==== Source material ====

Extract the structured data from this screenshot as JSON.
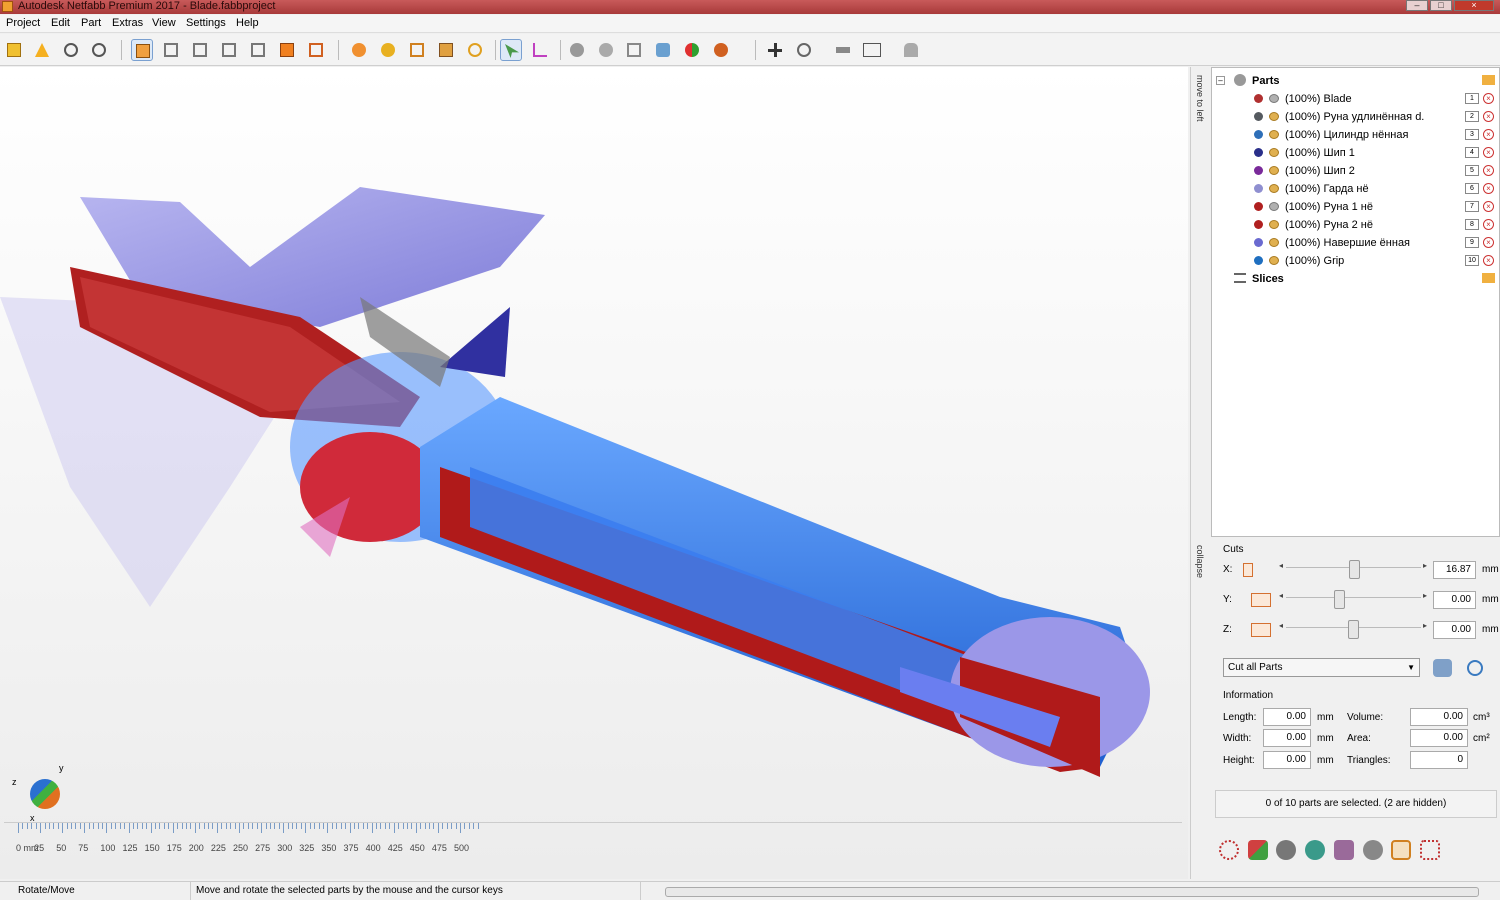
{
  "window": {
    "title": "Autodesk Netfabb Premium 2017 - Blade.fabbproject"
  },
  "menu": [
    "Project",
    "Edit",
    "Part",
    "Extras",
    "View",
    "Settings",
    "Help"
  ],
  "side_tabs": {
    "move_to_left": "move to left",
    "collapse": "collapse"
  },
  "tree": {
    "root": "Parts",
    "parts": [
      {
        "label": "(100%) Blade",
        "color": "#b03030",
        "eye_hidden": true,
        "num": "1"
      },
      {
        "label": "(100%) Руна удлинённая   d.",
        "color": "#555a60",
        "eye_hidden": false,
        "num": "2"
      },
      {
        "label": "(100%) Цилиндр   нённая",
        "color": "#2e6fb8",
        "eye_hidden": false,
        "num": "3"
      },
      {
        "label": "(100%) Шип 1",
        "color": "#2a2f8a",
        "eye_hidden": false,
        "num": "4"
      },
      {
        "label": "(100%) Шип 2",
        "color": "#7a2a9a",
        "eye_hidden": false,
        "num": "5"
      },
      {
        "label": "(100%) Гарда      нё",
        "color": "#8f8fd0",
        "eye_hidden": false,
        "num": "6"
      },
      {
        "label": "(100%) Руна 1     нё",
        "color": "#b02020",
        "eye_hidden": true,
        "num": "7"
      },
      {
        "label": "(100%) Руна 2     нё",
        "color": "#b02020",
        "eye_hidden": false,
        "num": "8"
      },
      {
        "label": "(100%) Навершие   ённая",
        "color": "#6a6ad0",
        "eye_hidden": false,
        "num": "9"
      },
      {
        "label": "(100%) Grip",
        "color": "#1f6fc0",
        "eye_hidden": false,
        "num": "10"
      }
    ],
    "slices": "Slices"
  },
  "cuts": {
    "title": "Cuts",
    "x": {
      "label": "X:",
      "value": "16.87",
      "unit": "mm",
      "pos": 0.51
    },
    "y": {
      "label": "Y:",
      "value": "0.00",
      "unit": "mm",
      "pos": 0.39
    },
    "z": {
      "label": "Z:",
      "value": "0.00",
      "unit": "mm",
      "pos": 0.5
    },
    "mode": "Cut all Parts"
  },
  "information": {
    "title": "Information",
    "length": {
      "label": "Length:",
      "value": "0.00",
      "unit": "mm"
    },
    "width": {
      "label": "Width:",
      "value": "0.00",
      "unit": "mm"
    },
    "height": {
      "label": "Height:",
      "value": "0.00",
      "unit": "mm"
    },
    "volume": {
      "label": "Volume:",
      "value": "0.00",
      "unit": "cm³"
    },
    "area": {
      "label": "Area:",
      "value": "0.00",
      "unit": "cm²"
    },
    "triangles": {
      "label": "Triangles:",
      "value": "0"
    }
  },
  "selection_status": "0 of 10 parts are selected. (2 are hidden)",
  "ruler": {
    "labels": [
      "0 mm",
      "25",
      "50",
      "75",
      "100",
      "125",
      "150",
      "175",
      "200",
      "225",
      "250",
      "275",
      "300",
      "325",
      "350",
      "375",
      "400",
      "425",
      "450",
      "475",
      "500"
    ]
  },
  "status": {
    "mode": "Rotate/Move",
    "hint": "Move and rotate the selected parts by the mouse and the cursor keys"
  },
  "axes": {
    "x": "x",
    "y": "y",
    "z": "z"
  }
}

====

* _Exercise_
Go through the records and gather the lines that hold "color".

* _Exercise output_
        "color": "#b03030",
        "color": "#555a60",
        "color": "#2e6fb8",
        "color": "#2a2f8a",
        "color": "#7a2a9a",
        "color": "#8f8fd0",
        "color": "#b02020",
        "color": "#b02020",
        "color": "#6a6ad0",
        "color": "#1f6fc0",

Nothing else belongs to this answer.